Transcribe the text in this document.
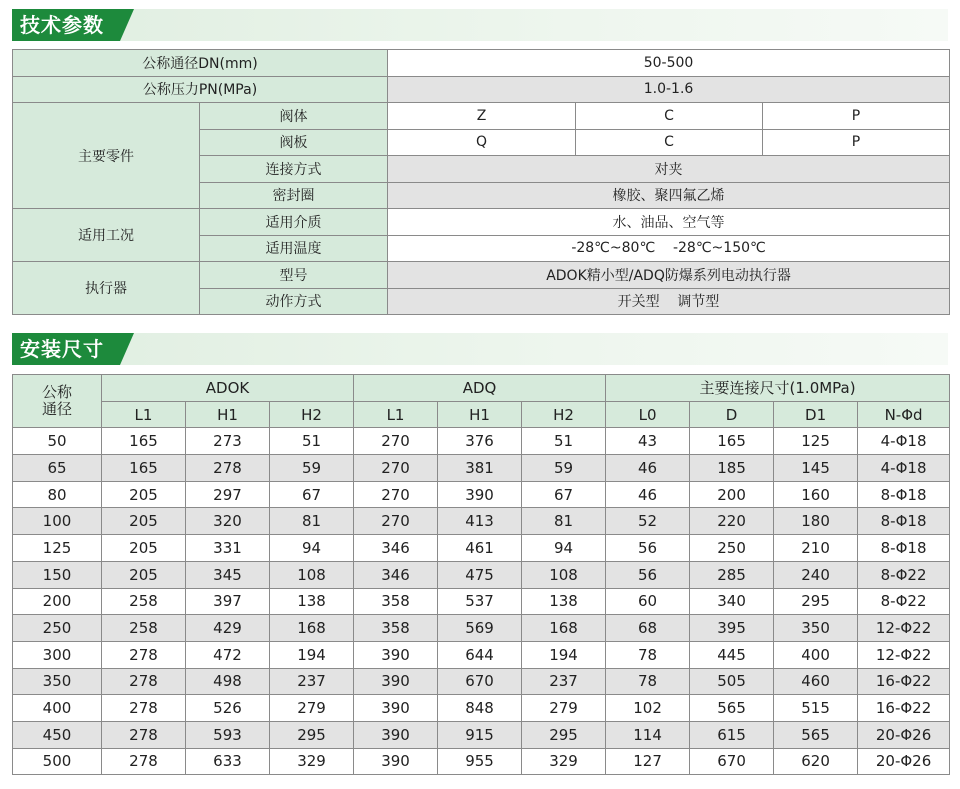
技术参数
公称通径DN(mm)		50-500		
公称压力PN(MPa)		1.0-1.6		
主要零件	阀体	Z	C	P
	阀板	Q	C	P
	连接方式	对夹		
	密封圈	橡胶、聚四氟乙烯		
适用工况	适用介质	水、油品、空气等		
	适用温度	-28℃~80℃    -28℃~150℃		
执行器	型号	ADOK精小型/ADQ防爆系列电动执行器		
	动作方式	开关型    调节型		
安装尺寸
公称
通径	ADOK			ADQ			主要连接尺寸(1.0MPa)			
	L1	H1	H2	L1	H1	H2	L0	D	D1	N-Φd
50	165	273	51	270	376	51	43	165	125	4-Φ18
65	165	278	59	270	381	59	46	185	145	4-Φ18
80	205	297	67	270	390	67	46	200	160	8-Φ18
100	205	320	81	270	413	81	52	220	180	8-Φ18
125	205	331	94	346	461	94	56	250	210	8-Φ18
150	205	345	108	346	475	108	56	285	240	8-Φ22
200	258	397	138	358	537	138	60	340	295	8-Φ22
250	258	429	168	358	569	168	68	395	350	12-Φ22
300	278	472	194	390	644	194	78	445	400	12-Φ22
350	278	498	237	390	670	237	78	505	460	16-Φ22
400	278	526	279	390	848	279	102	565	515	16-Φ22
450	278	593	295	390	915	295	114	615	565	20-Φ26
500	278	633	329	390	955	329	127	670	620	20-Φ26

#####

» Exercise prompt:
Restate each of the entries above word for word and skip every image.

» Answer to this task:
Transcribe the text in this document.
技术参数
公称通径DN(mm)		50-500		
公称压力PN(MPa)		1.0-1.6		
主要零件	阀体	Z	C	P
	阀板	Q	C	P
	连接方式	对夹		
	密封圈	橡胶、聚四氟乙烯		
适用工况	适用介质	水、油品、空气等		
	适用温度	-28℃~80℃    -28℃~150℃		
执行器	型号	ADOK精小型/ADQ防爆系列电动执行器		
	动作方式	开关型    调节型		
安装尺寸
公称
通径	ADOK			ADQ			主要连接尺寸(1.0MPa)			
	L1	H1	H2	L1	H1	H2	L0	D	D1	N-Φd
50	165	273	51	270	376	51	43	165	125	4-Φ18
65	165	278	59	270	381	59	46	185	145	4-Φ18
80	205	297	67	270	390	67	46	200	160	8-Φ18
100	205	320	81	270	413	81	52	220	180	8-Φ18
125	205	331	94	346	461	94	56	250	210	8-Φ18
150	205	345	108	346	475	108	56	285	240	8-Φ22
200	258	397	138	358	537	138	60	340	295	8-Φ22
250	258	429	168	358	569	168	68	395	350	12-Φ22
300	278	472	194	390	644	194	78	445	400	12-Φ22
350	278	498	237	390	670	237	78	505	460	16-Φ22
400	278	526	279	390	848	279	102	565	515	16-Φ22
450	278	593	295	390	915	295	114	615	565	20-Φ26
500	278	633	329	390	955	329	127	670	620	20-Φ26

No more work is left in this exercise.